─── Текст для чтения
У исследователей всегда возникает вопрос об идентичности этой группы верующих и о содержании их веры. Если мы сложим вместе разные цифры и сопоставим их (церковные подношения, плата за мессу,

casuel),

мы сможем хорошо увидеть своеобразие этой категории католиков, находящихся на некотором расстоянии от церкви.

Этих людей, обращающихся к услугам церкви три раза в жизни, иногда по-французски обозначают аббревиатурой

ВМЕ

(от слов

bapteme, mariage, enterrement

– крещение, свадьба, похороны); быть

ВМЕ

– это значит независимо от верований и убеждений «заказывать» в церкви обряды, связанные с важнейшими этапами жизни. Деньги, потраченные на эти обряды, отражают цену, или значение, которое этим обрядам придается, и здесь важно не поддаваться иллюзии: хотя расходы на свадьбы обычно кажутся наибольшими, в приходах установлен такой порядок, при которых с максимальными расходами сопряжена смерть. Люди тратят больше на похороны, чем на свадьбы, и церковная «политика цен» это учитывает.

Три важнейших ритуала перехода, которые определяют жизненный цикл индивида, имеют разное экзистенциальное значение. В случае смерти это значение наибольшее, здесь очевидна безусловная связь; в случае брака это значение меньше, поскольку современный брак уже не имеет прямой связи с деторождением; еще в меньшей степени это касается крещения, поскольку значительное снижение детской смертности сделало божественную защиту в данном случае менее необходимой.

3.2 Ежегодные подношения

В отличие от пожертвований в корзину/ящик и платы за мессу существуют некоторые сезонные денежные поступления, которые, однако, сохраняют свой индивидуальный характер. К этой категории относится церковный налог 

(Denier de l’Eglise

); благотворительные приходские ярмарки, также ныне называемые «днями дружбы»

(journées d’amitié »), а раньше – «благотворительной торговлей» (vente de charité ); запись на курсы катехизации и пр. Сюда же можно причислить средства, связанные с определенными церемониями, хотя они пересекаются с категорией, о которой речь шла выше. Все эти доходы в целом весьма значительны, а для некоторых приходов именно они и преобладают.

3.2.1 Мероприятия и праздники

Каждый приход организует периодические праздничные встречи, иногда в день престольного праздника, но чаще всего в какой-либо день, согласованный между несколькими соседними приходами, когда проводятся небольшие ярмарки (антиквариат, книги, одежда и т. д.), организованные или импровизированные обеды, вечера с играми и спектаклями и т. д.
──────
> _Задание 1_: Выпишите из текста о доходах приходов фрагмент, который открывается словами «3.2.1 Мероприятия и» и закрывается словами «спектаклями и т. д.».
─── Фрагменты данных
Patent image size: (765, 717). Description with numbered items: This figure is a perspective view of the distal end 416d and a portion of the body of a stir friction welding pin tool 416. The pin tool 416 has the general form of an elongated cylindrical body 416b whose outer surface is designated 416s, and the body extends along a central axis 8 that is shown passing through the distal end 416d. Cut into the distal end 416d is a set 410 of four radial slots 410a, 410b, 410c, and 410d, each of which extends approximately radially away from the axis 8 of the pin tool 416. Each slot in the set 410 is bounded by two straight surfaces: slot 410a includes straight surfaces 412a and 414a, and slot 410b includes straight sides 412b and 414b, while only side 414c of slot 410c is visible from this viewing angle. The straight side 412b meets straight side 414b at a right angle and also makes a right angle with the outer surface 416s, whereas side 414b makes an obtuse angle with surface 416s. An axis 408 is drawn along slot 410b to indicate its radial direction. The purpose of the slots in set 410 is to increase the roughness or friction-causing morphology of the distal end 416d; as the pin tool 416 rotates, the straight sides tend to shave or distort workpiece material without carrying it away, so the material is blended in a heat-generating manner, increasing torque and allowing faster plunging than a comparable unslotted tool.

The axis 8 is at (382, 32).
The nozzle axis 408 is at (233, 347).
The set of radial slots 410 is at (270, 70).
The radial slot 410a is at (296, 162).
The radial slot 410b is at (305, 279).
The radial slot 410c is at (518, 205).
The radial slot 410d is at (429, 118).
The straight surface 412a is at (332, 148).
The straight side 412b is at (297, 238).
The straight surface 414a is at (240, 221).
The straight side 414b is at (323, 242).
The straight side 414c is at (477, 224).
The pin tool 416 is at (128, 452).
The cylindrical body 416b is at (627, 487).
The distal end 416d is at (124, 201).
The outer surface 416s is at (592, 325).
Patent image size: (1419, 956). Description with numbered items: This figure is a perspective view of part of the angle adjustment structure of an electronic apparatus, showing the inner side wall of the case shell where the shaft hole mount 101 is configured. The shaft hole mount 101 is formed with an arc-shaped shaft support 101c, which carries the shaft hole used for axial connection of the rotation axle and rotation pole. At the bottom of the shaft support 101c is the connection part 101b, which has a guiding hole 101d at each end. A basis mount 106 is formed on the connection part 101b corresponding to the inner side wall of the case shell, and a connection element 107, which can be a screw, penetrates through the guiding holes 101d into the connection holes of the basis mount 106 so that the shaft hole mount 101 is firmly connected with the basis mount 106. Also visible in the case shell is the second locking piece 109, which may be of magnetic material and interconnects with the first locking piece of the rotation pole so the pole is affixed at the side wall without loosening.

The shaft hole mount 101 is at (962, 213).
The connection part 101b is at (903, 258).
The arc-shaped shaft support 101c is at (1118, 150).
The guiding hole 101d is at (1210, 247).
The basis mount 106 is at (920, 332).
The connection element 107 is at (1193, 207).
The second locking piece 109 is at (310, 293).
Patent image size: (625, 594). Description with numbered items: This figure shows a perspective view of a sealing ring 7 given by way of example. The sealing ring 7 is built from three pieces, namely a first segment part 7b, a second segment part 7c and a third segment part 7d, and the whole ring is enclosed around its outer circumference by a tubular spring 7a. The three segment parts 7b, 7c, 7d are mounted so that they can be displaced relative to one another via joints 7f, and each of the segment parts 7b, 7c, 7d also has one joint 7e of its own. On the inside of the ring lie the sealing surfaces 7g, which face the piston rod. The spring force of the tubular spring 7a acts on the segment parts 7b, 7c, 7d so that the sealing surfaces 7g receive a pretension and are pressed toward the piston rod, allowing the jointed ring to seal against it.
──────
> _Задание 2_: Воспроизведите без изменений часть листинга от его первой строки до строки со словами «The outer surface 416s is at (592, 325).», обе включительно.

> _Ответ 1_:
3.2.1 Мероприятия и праздники

Каждый приход организует периодические праздничные встречи, иногда в день престольного праздника, но чаще всего в какой-либо день, согласованный между несколькими соседними приходами, когда проводятся небольшие ярмарки (антиквариат, книги, одежда и т. д.), организованные или импровизированные обеды, вечера с играми и спектаклями и т. д.

> _Ответ 2_:
Patent image size: (765, 717). Description with numbered items: This figure is a perspective view of the distal end 416d and a portion of the body of a stir friction welding pin tool 416. The pin tool 416 has the general form of an elongated cylindrical body 416b whose outer surface is designated 416s, and the body extends along a central axis 8 that is shown passing through the distal end 416d. Cut into the distal end 416d is a set 410 of four radial slots 410a, 410b, 410c, and 410d, each of which extends approximately radially away from the axis 8 of the pin tool 416. Each slot in the set 410 is bounded by two straight surfaces: slot 410a includes straight surfaces 412a and 414a, and slot 410b includes straight sides 412b and 414b, while only side 414c of slot 410c is visible from this viewing angle. The straight side 412b meets straight side 414b at a right angle and also makes a right angle with the outer surface 416s, whereas side 414b makes an obtuse angle with surface 416s. An axis 408 is drawn along slot 410b to indicate its radial direction. The purpose of the slots in set 410 is to increase the roughness or friction-causing morphology of the distal end 416d; as the pin tool 416 rotates, the straight sides tend to shave or distort workpiece material without carrying it away, so the material is blended in a heat-generating manner, increasing torque and allowing faster plunging than a comparable unslotted tool.

The axis 8 is at (382, 32).
The nozzle axis 408 is at (233, 347).
The set of radial slots 410 is at (270, 70).
The radial slot 410a is at (296, 162).
The radial slot 410b is at (305, 279).
The radial slot 410c is at (518, 205).
The radial slot 410d is at (429, 118).
The straight surface 412a is at (332, 148).
The straight side 412b is at (297, 238).
The straight surface 414a is at (240, 221).
The straight side 414b is at (323, 242).
The straight side 414c is at (477, 224).
The pin tool 416 is at (128, 452).
The cylindrical body 416b is at (627, 487).
The distal end 416d is at (124, 201).
The outer surface 416s is at (592, 325).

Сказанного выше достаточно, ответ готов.